TASK OBJECTIVE:
Print the entries in full, word for word, but not the pictures.

Collected data entries:

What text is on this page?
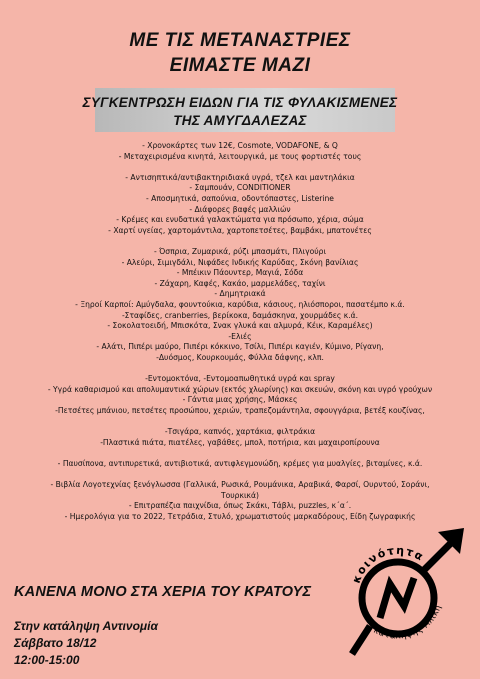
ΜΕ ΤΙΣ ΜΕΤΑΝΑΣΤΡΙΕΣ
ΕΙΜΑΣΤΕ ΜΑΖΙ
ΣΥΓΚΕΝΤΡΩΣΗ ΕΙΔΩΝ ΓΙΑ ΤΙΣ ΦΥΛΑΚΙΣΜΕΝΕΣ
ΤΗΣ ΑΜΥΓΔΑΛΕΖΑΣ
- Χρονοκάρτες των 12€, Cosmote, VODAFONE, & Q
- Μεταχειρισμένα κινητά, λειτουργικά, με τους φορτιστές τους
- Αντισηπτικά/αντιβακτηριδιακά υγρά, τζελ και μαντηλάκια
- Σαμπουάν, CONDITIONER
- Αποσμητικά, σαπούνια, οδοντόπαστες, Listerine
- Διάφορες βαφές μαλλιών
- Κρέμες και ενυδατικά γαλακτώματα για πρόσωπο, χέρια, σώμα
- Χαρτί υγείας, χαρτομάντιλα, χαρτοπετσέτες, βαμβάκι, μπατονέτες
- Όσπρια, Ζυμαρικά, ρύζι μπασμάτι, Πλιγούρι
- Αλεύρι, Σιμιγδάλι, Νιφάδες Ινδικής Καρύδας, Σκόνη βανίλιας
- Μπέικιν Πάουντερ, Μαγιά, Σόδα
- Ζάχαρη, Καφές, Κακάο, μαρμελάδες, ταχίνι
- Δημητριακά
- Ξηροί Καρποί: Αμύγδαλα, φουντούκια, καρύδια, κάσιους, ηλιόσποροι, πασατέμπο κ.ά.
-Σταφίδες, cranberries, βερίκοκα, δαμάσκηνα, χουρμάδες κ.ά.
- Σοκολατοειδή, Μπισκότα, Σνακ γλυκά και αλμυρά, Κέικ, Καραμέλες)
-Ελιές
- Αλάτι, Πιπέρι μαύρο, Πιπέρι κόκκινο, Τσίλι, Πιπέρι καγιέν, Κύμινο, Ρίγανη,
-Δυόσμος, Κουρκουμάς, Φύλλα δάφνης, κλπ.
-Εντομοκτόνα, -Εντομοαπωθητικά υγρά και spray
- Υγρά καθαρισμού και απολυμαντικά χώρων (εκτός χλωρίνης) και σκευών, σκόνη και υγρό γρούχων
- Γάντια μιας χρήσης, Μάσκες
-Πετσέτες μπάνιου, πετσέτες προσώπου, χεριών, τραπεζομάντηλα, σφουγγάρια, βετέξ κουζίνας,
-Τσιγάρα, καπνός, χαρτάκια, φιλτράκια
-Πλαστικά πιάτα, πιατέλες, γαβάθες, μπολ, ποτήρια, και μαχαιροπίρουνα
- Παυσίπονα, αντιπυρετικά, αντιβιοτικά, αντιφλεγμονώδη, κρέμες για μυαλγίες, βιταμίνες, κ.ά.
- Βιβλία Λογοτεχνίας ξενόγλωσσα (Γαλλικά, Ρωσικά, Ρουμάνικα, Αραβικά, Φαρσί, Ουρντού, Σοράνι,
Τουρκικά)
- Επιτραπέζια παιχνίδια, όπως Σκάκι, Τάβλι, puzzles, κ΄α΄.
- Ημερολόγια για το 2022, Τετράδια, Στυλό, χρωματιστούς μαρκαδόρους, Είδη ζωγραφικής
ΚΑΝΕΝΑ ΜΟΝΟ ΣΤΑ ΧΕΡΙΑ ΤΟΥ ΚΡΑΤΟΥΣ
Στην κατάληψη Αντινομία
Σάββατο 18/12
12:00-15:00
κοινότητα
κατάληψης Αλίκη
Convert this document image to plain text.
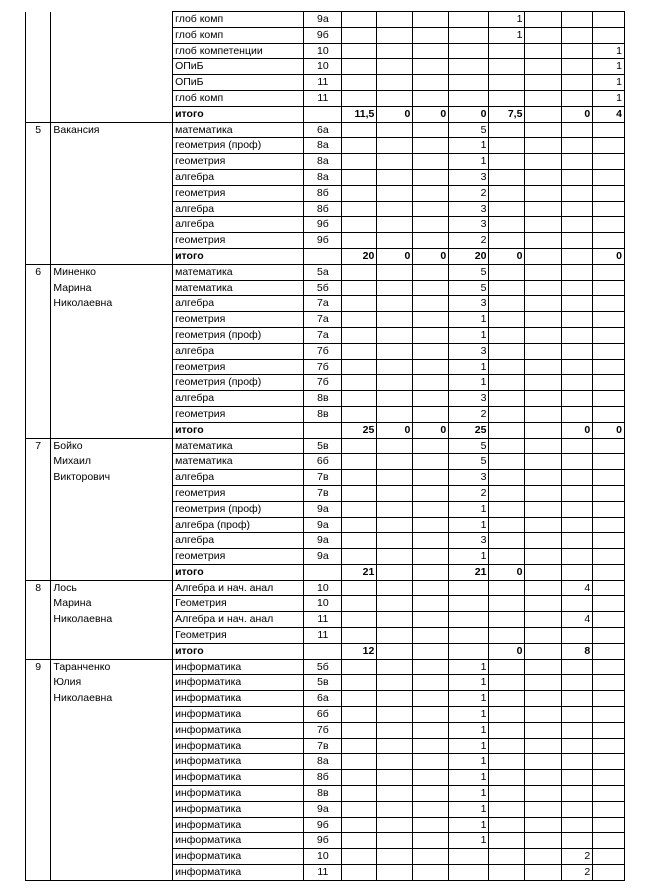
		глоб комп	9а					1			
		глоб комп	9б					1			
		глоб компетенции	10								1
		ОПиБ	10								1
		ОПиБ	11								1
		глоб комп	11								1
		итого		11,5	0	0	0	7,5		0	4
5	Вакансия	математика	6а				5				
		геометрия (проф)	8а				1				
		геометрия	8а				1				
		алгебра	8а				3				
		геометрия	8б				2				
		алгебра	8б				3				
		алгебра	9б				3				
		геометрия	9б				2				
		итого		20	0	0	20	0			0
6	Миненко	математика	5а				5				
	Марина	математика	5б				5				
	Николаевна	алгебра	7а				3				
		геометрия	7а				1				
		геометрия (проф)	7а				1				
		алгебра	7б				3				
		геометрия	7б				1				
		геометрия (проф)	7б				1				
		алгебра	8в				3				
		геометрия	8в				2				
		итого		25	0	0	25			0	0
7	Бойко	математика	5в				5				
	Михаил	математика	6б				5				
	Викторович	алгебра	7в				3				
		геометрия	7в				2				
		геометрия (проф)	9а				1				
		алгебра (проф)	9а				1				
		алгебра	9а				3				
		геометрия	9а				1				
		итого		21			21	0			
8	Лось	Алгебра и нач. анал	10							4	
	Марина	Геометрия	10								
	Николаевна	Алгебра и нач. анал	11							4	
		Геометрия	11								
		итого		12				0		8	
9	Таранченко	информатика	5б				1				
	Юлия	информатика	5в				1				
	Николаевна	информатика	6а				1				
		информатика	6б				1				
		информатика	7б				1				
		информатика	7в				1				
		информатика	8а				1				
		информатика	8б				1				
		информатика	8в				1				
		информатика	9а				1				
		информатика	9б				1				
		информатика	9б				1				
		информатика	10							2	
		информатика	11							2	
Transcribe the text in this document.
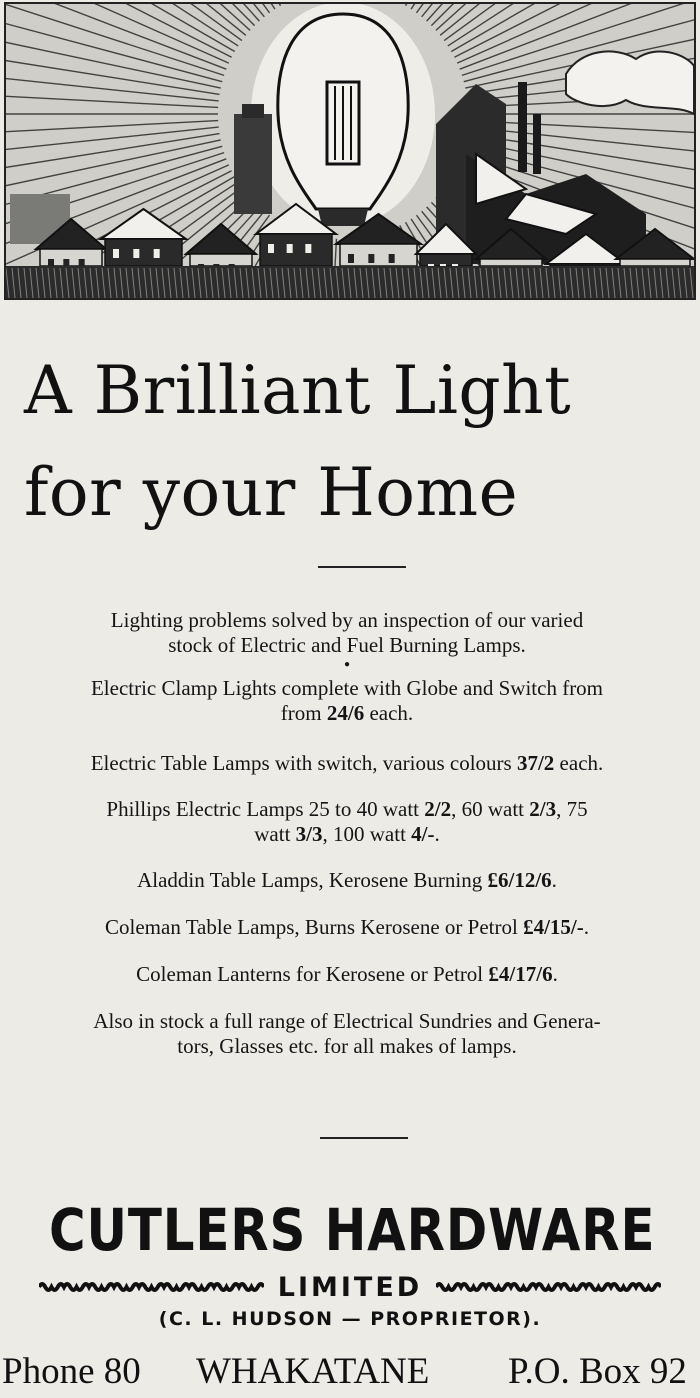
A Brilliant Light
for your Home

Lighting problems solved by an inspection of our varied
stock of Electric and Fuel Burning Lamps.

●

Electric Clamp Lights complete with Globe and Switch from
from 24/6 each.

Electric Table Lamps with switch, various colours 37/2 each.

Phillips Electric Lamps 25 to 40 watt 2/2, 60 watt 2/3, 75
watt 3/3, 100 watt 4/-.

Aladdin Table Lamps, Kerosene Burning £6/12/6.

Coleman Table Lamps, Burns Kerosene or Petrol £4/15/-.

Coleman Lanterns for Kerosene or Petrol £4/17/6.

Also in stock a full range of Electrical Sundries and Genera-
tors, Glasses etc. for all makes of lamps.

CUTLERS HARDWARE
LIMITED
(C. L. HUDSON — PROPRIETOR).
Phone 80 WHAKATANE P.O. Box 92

REPLY TO THE EXERCISE:
What text is on this page?
ΜΕ ΤΙΣ ΜΕΤΑΝΑΣΤΡΙΕΣ
ΕΙΜΑΣΤΕ ΜΑΖΙ
ΣΥΓΚΕΝΤΡΩΣΗ ΕΙΔΩΝ ΓΙΑ ΤΙΣ ΦΥΛΑΚΙΣΜΕΝΕΣ
ΤΗΣ ΑΜΥΓΔΑΛΕΖΑΣ
- Χρονοκάρτες των 12€, Cosmote, VODAFONE, & Q
- Μεταχειρισμένα κινητά, λειτουργικά, με τους φορτιστές τους
- Αντισηπτικά/αντιβακτηριδιακά υγρά, τζελ και μαντηλάκια
- Σαμπουάν, CONDITIONER
- Αποσμητικά, σαπούνια, οδοντόπαστες, Listerine
- Διάφορες βαφές μαλλιών
- Κρέμες και ενυδατικά γαλακτώματα για πρόσωπο, χέρια, σώμα
- Χαρτί υγείας, χαρτομάντιλα, χαρτοπετσέτες, βαμβάκι, μπατονέτες
- Όσπρια, Ζυμαρικά, ρύζι μπασμάτι, Πλιγούρι
- Αλεύρι, Σιμιγδάλι, Νιφάδες Ινδικής Καρύδας, Σκόνη βανίλιας
- Μπέικιν Πάουντερ, Μαγιά, Σόδα
- Ζάχαρη, Καφές, Κακάο, μαρμελάδες, ταχίνι
- Δημητριακά
- Ξηροί Καρποί: Αμύγδαλα, φουντούκια, καρύδια, κάσιους, ηλιόσποροι, πασατέμπο κ.ά.
-Σταφίδες, cranberries, βερίκοκα, δαμάσκηνα, χουρμάδες κ.ά.
- Σοκολατοειδή, Μπισκότα, Σνακ γλυκά και αλμυρά, Κέικ, Καραμέλες)
-Ελιές
- Αλάτι, Πιπέρι μαύρο, Πιπέρι κόκκινο, Τσίλι, Πιπέρι καγιέν, Κύμινο, Ρίγανη,
-Δυόσμος, Κουρκουμάς, Φύλλα δάφνης, κλπ.
-Εντομοκτόνα, -Εντομοαπωθητικά υγρά και spray
- Υγρά καθαρισμού και απολυμαντικά χώρων (εκτός χλωρίνης) και σκευών, σκόνη και υγρό γρούχων
- Γάντια μιας χρήσης, Μάσκες
-Πετσέτες μπάνιου, πετσέτες προσώπου, χεριών, τραπεζομάντηλα, σφουγγάρια, βετέξ κουζίνας,
-Τσιγάρα, καπνός, χαρτάκια, φιλτράκια
-Πλαστικά πιάτα, πιατέλες, γαβάθες, μπολ, ποτήρια, και μαχαιροπίρουνα
- Παυσίπονα, αντιπυρετικά, αντιβιοτικά, αντιφλεγμονώδη, κρέμες για μυαλγίες, βιταμίνες, κ.ά.
- Βιβλία Λογοτεχνίας ξενόγλωσσα (Γαλλικά, Ρωσικά, Ρουμάνικα, Αραβικά, Φαρσί, Ουρντού, Σοράνι,
Τουρκικά)
- Επιτραπέζια παιχνίδια, όπως Σκάκι, Τάβλι, puzzles, κ΄α΄.
- Ημερολόγια για το 2022, Τετράδια, Στυλό, χρωματιστούς μαρκαδόρους, Είδη ζωγραφικής
ΚΑΝΕΝΑ ΜΟΝΟ ΣΤΑ ΧΕΡΙΑ ΤΟΥ ΚΡΑΤΟΥΣ
Στην κατάληψη Αντινομία
Σάββατο 18/12
12:00-15:00
κοινότητα
κατάληψης Αλίκη
Convert this document image to plain text.
		глоб комп	9а					1			
		глоб комп	9б					1			
		глоб компетенции	10								1
		ОПиБ	10								1
		ОПиБ	11								1
		глоб комп	11								1
		итого		11,5	0	0	0	7,5		0	4
5	Вакансия	математика	6а				5				
		геометрия (проф)	8а				1				
		геометрия	8а				1				
		алгебра	8а				3				
		геометрия	8б				2				
		алгебра	8б				3				
		алгебра	9б				3				
		геометрия	9б				2				
		итого		20	0	0	20	0			0
6	Миненко	математика	5а				5				
	Марина	математика	5б				5				
	Николаевна	алгебра	7а				3				
		геометрия	7а				1				
		геометрия (проф)	7а				1				
		алгебра	7б				3				
		геометрия	7б				1				
		геометрия (проф)	7б				1				
		алгебра	8в				3				
		геометрия	8в				2				
		итого		25	0	0	25			0	0
7	Бойко	математика	5в				5				
	Михаил	математика	6б				5				
	Викторович	алгебра	7в				3				
		геометрия	7в				2				
		геометрия (проф)	9а				1				
		алгебра (проф)	9а				1				
		алгебра	9а				3				
		геометрия	9а				1				
		итого		21			21	0			
8	Лось	Алгебра и нач. анал	10							4	
	Марина	Геометрия	10								
	Николаевна	Алгебра и нач. анал	11							4	
		Геометрия	11								
		итого		12				0		8	
9	Таранченко	информатика	5б				1				
	Юлия	информатика	5в				1				
	Николаевна	информатика	6а				1				
		информатика	6б				1				
		информатика	7б				1				
		информатика	7в				1				
		информатика	8а				1				
		информатика	8б				1				
		информатика	8в				1				
		информатика	9а				1				
		информатика	9б				1				
		информатика	9б				1				
		информатика	10							2	
		информатика	11							2	
Transcribe the text in this document.
A Brilliant Light
for your Home

Lighting problems solved by an inspection of our varied
stock of Electric and Fuel Burning Lamps.

●

Electric Clamp Lights complete with Globe and Switch from
from 24/6 each.

Electric Table Lamps with switch, various colours 37/2 each.

Phillips Electric Lamps 25 to 40 watt 2/2, 60 watt 2/3, 75
watt 3/3, 100 watt 4/-.

Aladdin Table Lamps, Kerosene Burning £6/12/6.

Coleman Table Lamps, Burns Kerosene or Petrol £4/15/-.

Coleman Lanterns for Kerosene or Petrol £4/17/6.

Also in stock a full range of Electrical Sundries and Genera-
tors, Glasses etc. for all makes of lamps.

CUTLERS HARDWARE
LIMITED
(C. L. HUDSON — PROPRIETOR).
Phone 80 WHAKATANE P.O. Box 92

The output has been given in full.